__REQUIREMENT__:
Find every line in the records below that contains the word "котловин", and copy each such line.

__GIVEN INFORMATION__:
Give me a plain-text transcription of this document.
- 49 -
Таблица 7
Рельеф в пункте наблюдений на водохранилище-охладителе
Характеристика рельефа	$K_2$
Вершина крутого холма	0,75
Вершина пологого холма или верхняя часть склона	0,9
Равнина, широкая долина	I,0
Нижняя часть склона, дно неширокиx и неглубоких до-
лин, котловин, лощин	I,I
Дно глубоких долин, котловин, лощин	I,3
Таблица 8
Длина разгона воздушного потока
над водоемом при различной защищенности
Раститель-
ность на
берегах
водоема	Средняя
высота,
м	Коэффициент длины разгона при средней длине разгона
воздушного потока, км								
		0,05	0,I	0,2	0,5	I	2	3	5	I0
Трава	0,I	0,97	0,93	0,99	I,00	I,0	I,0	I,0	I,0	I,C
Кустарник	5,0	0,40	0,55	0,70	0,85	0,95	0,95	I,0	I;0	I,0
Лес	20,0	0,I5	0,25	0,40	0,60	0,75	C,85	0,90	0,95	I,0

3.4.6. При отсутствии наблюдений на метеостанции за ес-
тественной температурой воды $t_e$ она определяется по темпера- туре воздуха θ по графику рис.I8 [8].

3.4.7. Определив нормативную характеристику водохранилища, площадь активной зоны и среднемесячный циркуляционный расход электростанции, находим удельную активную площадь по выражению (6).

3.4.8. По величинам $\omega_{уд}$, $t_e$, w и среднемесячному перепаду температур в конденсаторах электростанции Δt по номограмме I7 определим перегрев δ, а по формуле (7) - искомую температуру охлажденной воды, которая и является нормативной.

__THE OUTPUT__:
лин, котловин, лощин	I,I
Дно глубоких долин, котловин, лощин	I,3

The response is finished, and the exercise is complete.